> Requirements: Would you transcribe all of the data exactly, down to the last character?

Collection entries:
··········

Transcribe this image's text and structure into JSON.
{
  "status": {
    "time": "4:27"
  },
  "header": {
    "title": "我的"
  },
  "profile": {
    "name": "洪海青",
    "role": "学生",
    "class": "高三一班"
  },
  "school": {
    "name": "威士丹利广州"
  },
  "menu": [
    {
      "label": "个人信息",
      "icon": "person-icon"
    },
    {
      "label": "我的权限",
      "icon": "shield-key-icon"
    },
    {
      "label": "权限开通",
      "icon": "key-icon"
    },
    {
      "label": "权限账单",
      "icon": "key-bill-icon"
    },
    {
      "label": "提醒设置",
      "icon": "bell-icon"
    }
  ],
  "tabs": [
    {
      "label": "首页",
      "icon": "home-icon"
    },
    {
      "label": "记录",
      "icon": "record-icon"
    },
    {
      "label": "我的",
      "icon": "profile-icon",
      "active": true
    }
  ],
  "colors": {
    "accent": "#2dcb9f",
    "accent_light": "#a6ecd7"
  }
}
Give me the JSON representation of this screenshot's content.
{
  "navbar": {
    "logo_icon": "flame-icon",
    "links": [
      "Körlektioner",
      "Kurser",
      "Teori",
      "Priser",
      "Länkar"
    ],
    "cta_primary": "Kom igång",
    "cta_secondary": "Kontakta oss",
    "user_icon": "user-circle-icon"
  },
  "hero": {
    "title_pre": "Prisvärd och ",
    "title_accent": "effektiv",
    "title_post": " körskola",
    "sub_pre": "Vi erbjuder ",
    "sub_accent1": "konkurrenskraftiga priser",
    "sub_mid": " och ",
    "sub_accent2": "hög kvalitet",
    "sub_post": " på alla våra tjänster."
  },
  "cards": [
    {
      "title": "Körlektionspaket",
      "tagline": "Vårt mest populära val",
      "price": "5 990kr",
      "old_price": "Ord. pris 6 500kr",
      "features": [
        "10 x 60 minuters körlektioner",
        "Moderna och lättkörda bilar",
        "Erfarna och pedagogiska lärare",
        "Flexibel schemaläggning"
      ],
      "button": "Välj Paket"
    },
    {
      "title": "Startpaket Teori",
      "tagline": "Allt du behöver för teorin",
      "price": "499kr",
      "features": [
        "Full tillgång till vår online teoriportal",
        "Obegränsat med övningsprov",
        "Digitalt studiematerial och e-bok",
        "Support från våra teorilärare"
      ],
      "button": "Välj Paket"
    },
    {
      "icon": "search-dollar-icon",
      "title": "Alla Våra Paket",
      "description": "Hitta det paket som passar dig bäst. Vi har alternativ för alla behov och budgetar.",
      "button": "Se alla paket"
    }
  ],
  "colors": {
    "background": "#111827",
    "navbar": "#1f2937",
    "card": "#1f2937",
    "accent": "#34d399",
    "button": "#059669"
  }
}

··········

> Output for this exercise:
Transcribe this image's text and structure into JSON.
{
  "status": {
    "time": "4:27"
  },
  "header": {
    "title": "我的"
  },
  "profile": {
    "name": "洪海青",
    "role": "学生",
    "class": "高三一班"
  },
  "school": {
    "name": "威士丹利广州"
  },
  "menu": [
    {
      "label": "个人信息",
      "icon": "person-icon"
    },
    {
      "label": "我的权限",
      "icon": "shield-key-icon"
    },
    {
      "label": "权限开通",
      "icon": "key-icon"
    },
    {
      "label": "权限账单",
      "icon": "key-bill-icon"
    },
    {
      "label": "提醒设置",
      "icon": "bell-icon"
    }
  ],
  "tabs": [
    {
      "label": "首页",
      "icon": "home-icon"
    },
    {
      "label": "记录",
      "icon": "record-icon"
    },
    {
      "label": "我的",
      "icon": "profile-icon",
      "active": true
    }
  ],
  "colors": {
    "accent": "#2dcb9f",
    "accent_light": "#a6ecd7"
  }
}
Give me the JSON representation of this screenshot's content.
{
  "navbar": {
    "logo_icon": "flame-icon",
    "links": [
      "Körlektioner",
      "Kurser",
      "Teori",
      "Priser",
      "Länkar"
    ],
    "cta_primary": "Kom igång",
    "cta_secondary": "Kontakta oss",
    "user_icon": "user-circle-icon"
  },
  "hero": {
    "title_pre": "Prisvärd och ",
    "title_accent": "effektiv",
    "title_post": " körskola",
    "sub_pre": "Vi erbjuder ",
    "sub_accent1": "konkurrenskraftiga priser",
    "sub_mid": " och ",
    "sub_accent2": "hög kvalitet",
    "sub_post": " på alla våra tjänster."
  },
  "cards": [
    {
      "title": "Körlektionspaket",
      "tagline": "Vårt mest populära val",
      "price": "5 990kr",
      "old_price": "Ord. pris 6 500kr",
      "features": [
        "10 x 60 minuters körlektioner",
        "Moderna och lättkörda bilar",
        "Erfarna och pedagogiska lärare",
        "Flexibel schemaläggning"
      ],
      "button": "Välj Paket"
    },
    {
      "title": "Startpaket Teori",
      "tagline": "Allt du behöver för teorin",
      "price": "499kr",
      "features": [
        "Full tillgång till vår online teoriportal",
        "Obegränsat med övningsprov",
        "Digitalt studiematerial och e-bok",
        "Support från våra teorilärare"
      ],
      "button": "Välj Paket"
    },
    {
      "icon": "search-dollar-icon",
      "title": "Alla Våra Paket",
      "description": "Hitta det paket som passar dig bäst. Vi har alternativ för alla behov och budgetar.",
      "button": "Se alla paket"
    }
  ],
  "colors": {
    "background": "#111827",
    "navbar": "#1f2937",
    "card": "#1f2937",
    "accent": "#34d399",
    "button": "#059669"
  }
}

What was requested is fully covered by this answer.